[What to do]:
Can you carry on the Jane's Addiction interview from its last sentence?

[Document passage]:
====================
Back in the late Eighties, Jane’s Addiction burst onto the scene with two massively influential records, 1988’s Nothing’s Shocking and 1990’s Ritual de lo Habitual. Hit singles like “Been Caught Stealing,” “Jane Says” and “Stop!” delivered a unique blend of metal and art rock to the masses and helped set the sonic standard for the alternative Nineties.
But over the years, the band was beset by raging egos, drug abuse and infighting, resulting in a revolving cast of bassists, periodic breakups and one lukewarm studio album, 2003’s Strays. Now the band—which includes founding singer Perry Farrell, guitarist Dave Navarro and drummer Stephen Perkins—has reconvened once again for The Great Escape Artist, an album that by all accounts may return Jane’s to their former glory.
There’s been quite a break since the last Jane’s record. Has your approach to guitar changed in that time?
DAVE NAVARRO Well, as a rock-and-roll, soloing guitar player I’ve pretty much maximized what I can do. I’m not the type of player to sit home and practice scales and work on runs. I love that stuff, but I know myself and I just won't do it. At this point if I’m spending time with a guitar I’d rather write something than work on technique. It’s arguably a downfall for me, but on the flipside it allows me to work on music. I wish I was a shredder that could play everything, but I don’t have the patience. So I guess this time I was more concerned with space, layering and creating beds and atmospheres than soloing techniques.
====================
[Record list]:
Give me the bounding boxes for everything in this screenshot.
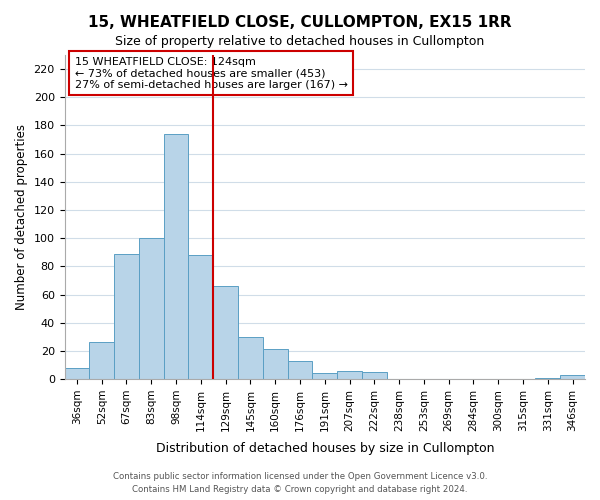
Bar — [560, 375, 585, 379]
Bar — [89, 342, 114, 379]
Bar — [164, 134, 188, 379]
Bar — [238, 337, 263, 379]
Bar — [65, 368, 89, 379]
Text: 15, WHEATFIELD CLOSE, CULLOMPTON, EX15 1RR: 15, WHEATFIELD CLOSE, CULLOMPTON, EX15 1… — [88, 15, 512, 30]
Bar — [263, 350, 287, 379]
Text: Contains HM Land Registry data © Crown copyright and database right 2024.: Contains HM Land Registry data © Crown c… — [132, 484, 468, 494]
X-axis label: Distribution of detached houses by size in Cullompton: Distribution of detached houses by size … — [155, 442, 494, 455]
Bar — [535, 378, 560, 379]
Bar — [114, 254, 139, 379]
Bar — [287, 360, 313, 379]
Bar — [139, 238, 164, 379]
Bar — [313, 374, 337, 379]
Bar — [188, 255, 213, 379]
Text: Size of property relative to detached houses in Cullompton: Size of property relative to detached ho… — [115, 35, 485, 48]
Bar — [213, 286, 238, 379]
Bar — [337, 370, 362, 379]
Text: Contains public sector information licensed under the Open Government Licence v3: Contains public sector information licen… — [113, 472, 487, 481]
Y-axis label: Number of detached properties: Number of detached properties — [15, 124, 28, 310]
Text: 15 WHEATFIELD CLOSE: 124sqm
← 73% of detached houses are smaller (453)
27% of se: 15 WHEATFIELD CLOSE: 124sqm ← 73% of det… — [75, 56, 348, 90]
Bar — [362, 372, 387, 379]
====================
[Result]:
You do pull out a few gems, though, like the fluid lead on “Underground.”
The truth is that I was really resistant to putting any solos on this record. But [producer] Rich Costey and Perry were both pushing me. So, the solo that ended up on “Underground” was longer than I originally wanted. Basically there’s two times around where I wanted it to end but they forced me to continue into that fast riffing. I guess I felt the initial melody sounded more like something from The Spiders from Mars [David Bowie’s backing band from the early Seventies], especially with the doubled-guitar, Randy Rhoads–style lines. It’s a little dissonant and it works. That said, when we play it live I’ll probably extend that solo even more. I love to solo live, because we’re having a blast onstage and it’s all about the moment.
On “Irresistible Force” your guitar is definitely a focal point, but it’s arranged in such a way that it never takes away from the song.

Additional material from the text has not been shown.